╭──
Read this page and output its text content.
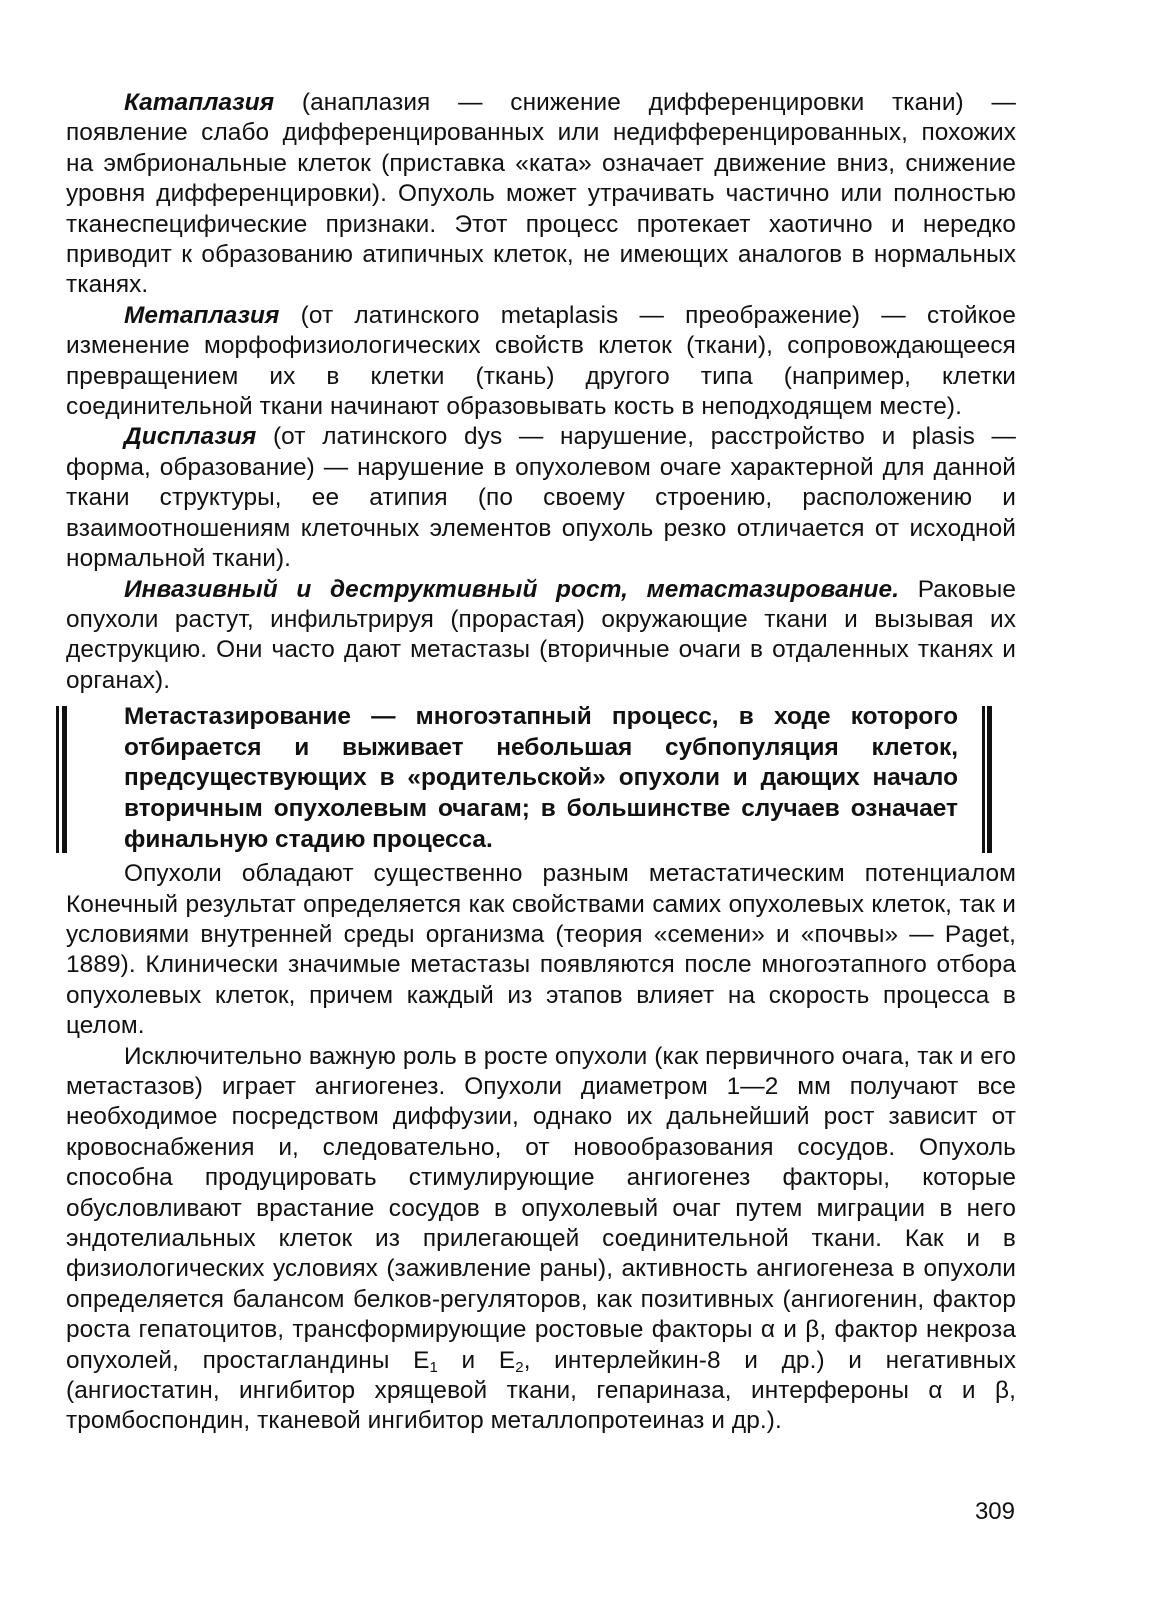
Катаплазия (анаплазия — снижение дифференцировки ткани) — появление слабо дифференцированных или недифференцированных, похожих на эмбриональные клеток (приставка «ката» означает движение вниз, снижение уровня дифференцировки). Опухоль может утрачивать частично или полностью тканеспецифические признаки. Этот процесс протекает хаотично и нередко приводит к образованию атипичных клеток, не имеющих аналогов в нормальных тканях.

Метаплазия (от латинского metaplasis — преображение) — стойкое изменение морфофизиологических свойств клеток (ткани), сопровождающееся превращением их в клетки (ткань) другого типа (например, клетки соединительной ткани начинают образовывать кость в неподходящем месте).

Дисплазия (от латинского dys — нарушение, расстройство и plasis — форма, образование) — нарушение в опухолевом очаге характерной для данной ткани структуры, ее атипия (по своему строению, расположению и взаимоотношениям клеточных элементов опухоль резко отличается от исходной нормальной ткани).

Инвазивный и деструктивный рост, метастазирование. Раковые опухоли растут, инфильтрируя (прорастая) окружающие ткани и вызывая их деструкцию. Они часто дают метастазы (вторичные очаги в отдаленных тканях и органах).

Метастазирование — многоэтапный процесс, в ходе которого отбирается и выживает небольшая субпопуляция клеток, предсуществующих в «родительской» опухоли и дающих начало вторичным опухолевым очагам; в большинстве случаев означает финальную стадию процесса.

Опухоли обладают существенно разным метастатическим потенциалом Конечный результат определяется как свойствами самих опухолевых клеток, так и условиями внутренней среды организма (теория «семени» и «почвы» — Paget, 1889). Клинически значимые метастазы появляются после многоэтапного отбора опухолевых клеток, причем каждый из этапов влияет на скорость процесса в целом.

Исключительно важную роль в росте опухоли (как первичного очага, так и его метастазов) играет ангиогенез. Опухоли диаметром 1—2 мм получают все необходимое посредством диффузии, однако их дальнейший рост зависит от кровоснабжения и, следовательно, от новообразования сосудов. Опухоль способна продуцировать стимулирующие ангиогенез факторы, которые обусловливают врастание сосудов в опухолевый очаг путем миграции в него эндотелиальных клеток из прилегающей соединительной ткани. Как и в физиологических условиях (заживление раны), активность ангиогенеза в опухоли определяется балансом белков-регуляторов, как позитивных (ангиогенин, фактор роста гепатоцитов, трансформирующие ростовые факторы α и β, фактор некроза опухолей, простагландины $E_1$ и $E_2$, интерлейкин-8 и др.) и негативных (ангиостатин, ингибитор хрящевой ткани, гепариназа, интерфероны α и β, тромбоспондин, тканевой ингибитор металлопротеиназ и др.).

309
╰──
Job
Copy the material shown above in full and exactly. Skip the pictures.

Solved exercise
Read this page and output its text content.
Катаплазия (анаплазия — снижение дифференцировки ткани) — появление слабо дифференцированных или недифференцированных, похожих на эмбриональные клеток (приставка «ката» означает движение вниз, снижение уровня дифференцировки). Опухоль может утрачивать частично или полностью тканеспецифические признаки. Этот процесс протекает хаотично и нередко приводит к образованию атипичных клеток, не имеющих аналогов в нормальных тканях.

Метаплазия (от латинского metaplasis — преображение) — стойкое изменение морфофизиологических свойств клеток (ткани), сопровождающееся превращением их в клетки (ткань) другого типа (например, клетки соединительной ткани начинают образовывать кость в неподходящем месте).

Дисплазия (от латинского dys — нарушение, расстройство и plasis — форма, образование) — нарушение в опухолевом очаге характерной для данной ткани структуры, ее атипия (по своему строению, расположению и взаимоотношениям клеточных элементов опухоль резко отличается от исходной нормальной ткани).

Инвазивный и деструктивный рост, метастазирование. Раковые опухоли растут, инфильтрируя (прорастая) окружающие ткани и вызывая их деструкцию. Они часто дают метастазы (вторичные очаги в отдаленных тканях и органах).

Метастазирование — многоэтапный процесс, в ходе которого отбирается и выживает небольшая субпопуляция клеток, предсуществующих в «родительской» опухоли и дающих начало вторичным опухолевым очагам; в большинстве случаев означает финальную стадию процесса.

Опухоли обладают существенно разным метастатическим потенциалом Конечный результат определяется как свойствами самих опухолевых клеток, так и условиями внутренней среды организма (теория «семени» и «почвы» — Paget, 1889). Клинически значимые метастазы появляются после многоэтапного отбора опухолевых клеток, причем каждый из этапов влияет на скорость процесса в целом.

Исключительно важную роль в росте опухоли (как первичного очага, так и его метастазов) играет ангиогенез. Опухоли диаметром 1—2 мм получают все необходимое посредством диффузии, однако их дальнейший рост зависит от кровоснабжения и, следовательно, от новообразования сосудов. Опухоль способна продуцировать стимулирующие ангиогенез факторы, которые обусловливают врастание сосудов в опухолевый очаг путем миграции в него эндотелиальных клеток из прилегающей соединительной ткани. Как и в физиологических условиях (заживление раны), активность ангиогенеза в опухоли определяется балансом белков-регуляторов, как позитивных (ангиогенин, фактор роста гепатоцитов, трансформирующие ростовые факторы α и β, фактор некроза опухолей, простагландины $E_1$ и $E_2$, интерлейкин-8 и др.) и негативных (ангиостатин, ингибитор хрящевой ткани, гепариназа, интерфероны α и β, тромбоспондин, тканевой ингибитор металлопротеиназ и др.).

309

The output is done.